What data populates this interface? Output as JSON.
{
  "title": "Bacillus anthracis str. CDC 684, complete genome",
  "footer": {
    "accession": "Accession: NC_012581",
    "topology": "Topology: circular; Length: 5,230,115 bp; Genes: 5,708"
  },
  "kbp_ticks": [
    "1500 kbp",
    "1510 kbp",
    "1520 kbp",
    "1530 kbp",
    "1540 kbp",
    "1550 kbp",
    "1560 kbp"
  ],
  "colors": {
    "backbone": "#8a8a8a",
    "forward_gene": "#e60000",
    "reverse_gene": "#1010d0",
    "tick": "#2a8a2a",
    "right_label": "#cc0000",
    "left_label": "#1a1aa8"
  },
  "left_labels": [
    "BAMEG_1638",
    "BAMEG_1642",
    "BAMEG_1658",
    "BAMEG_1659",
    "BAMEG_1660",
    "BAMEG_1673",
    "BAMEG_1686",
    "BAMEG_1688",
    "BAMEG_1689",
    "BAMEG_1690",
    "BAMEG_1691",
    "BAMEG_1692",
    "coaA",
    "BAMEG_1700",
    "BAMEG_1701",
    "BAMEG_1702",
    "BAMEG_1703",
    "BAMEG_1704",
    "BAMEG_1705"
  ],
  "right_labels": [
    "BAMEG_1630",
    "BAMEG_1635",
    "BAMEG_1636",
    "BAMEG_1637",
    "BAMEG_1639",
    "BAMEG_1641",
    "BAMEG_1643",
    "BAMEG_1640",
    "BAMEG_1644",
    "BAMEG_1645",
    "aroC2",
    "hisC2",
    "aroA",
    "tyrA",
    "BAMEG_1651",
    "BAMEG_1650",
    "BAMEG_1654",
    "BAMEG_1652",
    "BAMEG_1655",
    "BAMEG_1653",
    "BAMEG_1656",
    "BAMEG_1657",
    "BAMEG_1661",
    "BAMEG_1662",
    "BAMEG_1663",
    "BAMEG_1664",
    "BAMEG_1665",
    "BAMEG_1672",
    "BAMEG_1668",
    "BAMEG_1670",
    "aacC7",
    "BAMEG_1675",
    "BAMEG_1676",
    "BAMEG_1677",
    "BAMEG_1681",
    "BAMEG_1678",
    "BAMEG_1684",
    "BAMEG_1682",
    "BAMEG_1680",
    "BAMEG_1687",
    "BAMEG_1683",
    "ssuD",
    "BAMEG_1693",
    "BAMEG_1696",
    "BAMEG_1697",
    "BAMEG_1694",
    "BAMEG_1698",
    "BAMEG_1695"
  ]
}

★ ★ ★ ★

WORK INSTRUCTION: Every entry is to be retyped word for word.

TASK ANSWER:
What data populates this interface? Output as JSON.
{
  "title": "Bacillus anthracis str. CDC 684, complete genome",
  "footer": {
    "accession": "Accession: NC_012581",
    "topology": "Topology: circular; Length: 5,230,115 bp; Genes: 5,708"
  },
  "kbp_ticks": [
    "1500 kbp",
    "1510 kbp",
    "1520 kbp",
    "1530 kbp",
    "1540 kbp",
    "1550 kbp",
    "1560 kbp"
  ],
  "colors": {
    "backbone": "#8a8a8a",
    "forward_gene": "#e60000",
    "reverse_gene": "#1010d0",
    "tick": "#2a8a2a",
    "right_label": "#cc0000",
    "left_label": "#1a1aa8"
  },
  "left_labels": [
    "BAMEG_1638",
    "BAMEG_1642",
    "BAMEG_1658",
    "BAMEG_1659",
    "BAMEG_1660",
    "BAMEG_1673",
    "BAMEG_1686",
    "BAMEG_1688",
    "BAMEG_1689",
    "BAMEG_1690",
    "BAMEG_1691",
    "BAMEG_1692",
    "coaA",
    "BAMEG_1700",
    "BAMEG_1701",
    "BAMEG_1702",
    "BAMEG_1703",
    "BAMEG_1704",
    "BAMEG_1705"
  ],
  "right_labels": [
    "BAMEG_1630",
    "BAMEG_1635",
    "BAMEG_1636",
    "BAMEG_1637",
    "BAMEG_1639",
    "BAMEG_1641",
    "BAMEG_1643",
    "BAMEG_1640",
    "BAMEG_1644",
    "BAMEG_1645",
    "aroC2",
    "hisC2",
    "aroA",
    "tyrA",
    "BAMEG_1651",
    "BAMEG_1650",
    "BAMEG_1654",
    "BAMEG_1652",
    "BAMEG_1655",
    "BAMEG_1653",
    "BAMEG_1656",
    "BAMEG_1657",
    "BAMEG_1661",
    "BAMEG_1662",
    "BAMEG_1663",
    "BAMEG_1664",
    "BAMEG_1665",
    "BAMEG_1672",
    "BAMEG_1668",
    "BAMEG_1670",
    "aacC7",
    "BAMEG_1675",
    "BAMEG_1676",
    "BAMEG_1677",
    "BAMEG_1681",
    "BAMEG_1678",
    "BAMEG_1684",
    "BAMEG_1682",
    "BAMEG_1680",
    "BAMEG_1687",
    "BAMEG_1683",
    "ssuD",
    "BAMEG_1693",
    "BAMEG_1696",
    "BAMEG_1697",
    "BAMEG_1694",
    "BAMEG_1698",
    "BAMEG_1695"
  ]
}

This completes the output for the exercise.